Visual layout records:
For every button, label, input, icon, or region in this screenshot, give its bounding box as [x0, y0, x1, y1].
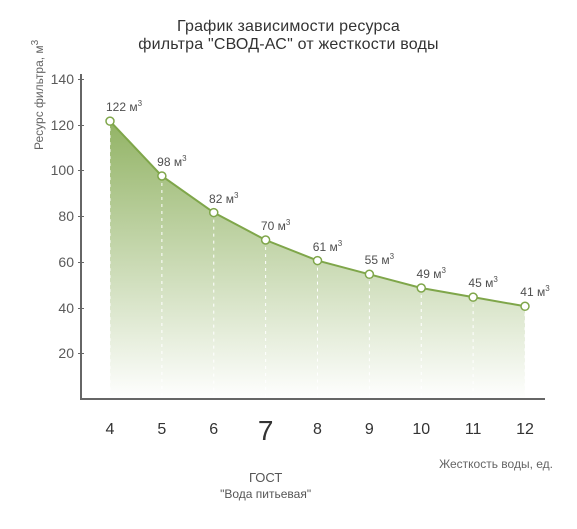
point-label: 49 м3	[417, 266, 446, 281]
x-tick: 10	[412, 421, 430, 439]
y-tick: 40	[40, 300, 74, 316]
point-label: 70 м3	[261, 218, 290, 233]
y-tick: 20	[40, 345, 74, 361]
x-axis	[80, 398, 545, 400]
gost-annotation: ГОСТ "Вода питьевая"	[176, 470, 356, 501]
y-tick: 100	[40, 162, 74, 178]
point-label: 82 м3	[209, 191, 238, 206]
x-tick: 6	[209, 421, 218, 439]
y-tick: 120	[40, 117, 74, 133]
point-label: 122 м3	[106, 99, 142, 114]
gost-line-2: "Вода питьевая"	[176, 487, 356, 501]
point-label: 45 м3	[468, 275, 497, 290]
x-tick: 12	[516, 421, 534, 439]
x-tick: 11	[465, 421, 482, 439]
x-tick: 9	[365, 421, 374, 439]
gost-line-1: ГОСТ	[249, 470, 282, 485]
point-label: 98 м3	[157, 154, 186, 169]
point-label: 61 м3	[313, 239, 342, 254]
x-tick: 8	[313, 421, 322, 439]
y-tick: 140	[40, 71, 74, 87]
point-label: 41 м3	[520, 284, 549, 299]
x-tick: 5	[157, 421, 166, 439]
y-tick: 80	[40, 208, 74, 224]
x-tick: 4	[106, 421, 115, 439]
point-label: 55 м3	[365, 252, 394, 267]
y-tick: 60	[40, 254, 74, 270]
y-axis	[80, 74, 82, 400]
x-tick-highlight: 7	[258, 415, 274, 447]
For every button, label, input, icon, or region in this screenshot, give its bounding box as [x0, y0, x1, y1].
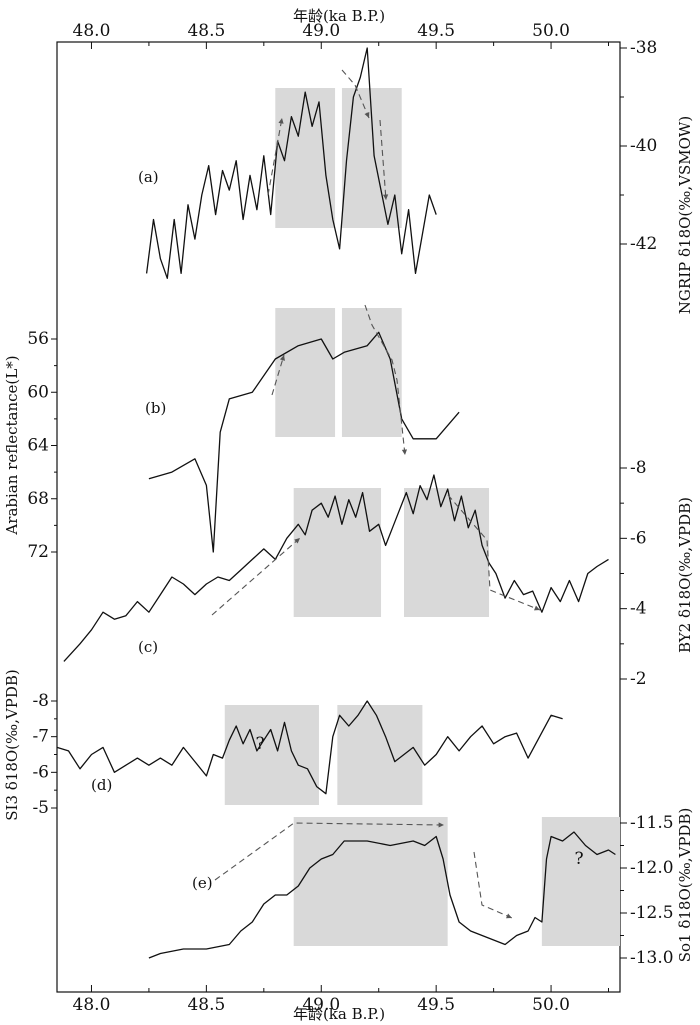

• [EXERCISE AIM]:
Please reproduce the listing above, substituting "enclosing rectangle" for every "bounding box" and changing nothing else. Leave out the pictures.

• [ANSWER IN FULL]:
For every button, label, input, icon, or region in this screenshot, give its enclosing rectangle as [x0, y0, x1, y1].
point-label: 49 м3	[417, 266, 446, 281]
x-tick: 10	[412, 421, 430, 439]
y-tick: 40	[40, 300, 74, 316]
point-label: 70 м3	[261, 218, 290, 233]
y-tick: 20	[40, 345, 74, 361]
x-axis	[80, 398, 545, 400]
gost-annotation: ГОСТ "Вода питьевая"	[176, 470, 356, 501]
y-tick: 100	[40, 162, 74, 178]
point-label: 82 м3	[209, 191, 238, 206]
x-tick: 6	[209, 421, 218, 439]
y-tick: 120	[40, 117, 74, 133]
point-label: 122 м3	[106, 99, 142, 114]
gost-line-2: "Вода питьевая"	[176, 487, 356, 501]
point-label: 45 м3	[468, 275, 497, 290]
x-tick: 12	[516, 421, 534, 439]
x-tick: 11	[465, 421, 482, 439]
x-tick: 9	[365, 421, 374, 439]
gost-line-1: ГОСТ	[249, 470, 282, 485]
point-label: 98 м3	[157, 154, 186, 169]
point-label: 61 м3	[313, 239, 342, 254]
x-tick: 8	[313, 421, 322, 439]
y-tick: 140	[40, 71, 74, 87]
point-label: 41 м3	[520, 284, 549, 299]
x-tick: 5	[157, 421, 166, 439]
y-tick: 80	[40, 208, 74, 224]
x-tick: 4	[106, 421, 115, 439]
point-label: 55 м3	[365, 252, 394, 267]
y-tick: 60	[40, 254, 74, 270]
y-axis	[80, 74, 82, 400]
x-tick-highlight: 7	[258, 415, 274, 447]
For every button, label, input, icon, or region in this screenshot, give its enclosing rectangle as [x0, y0, x1, y1].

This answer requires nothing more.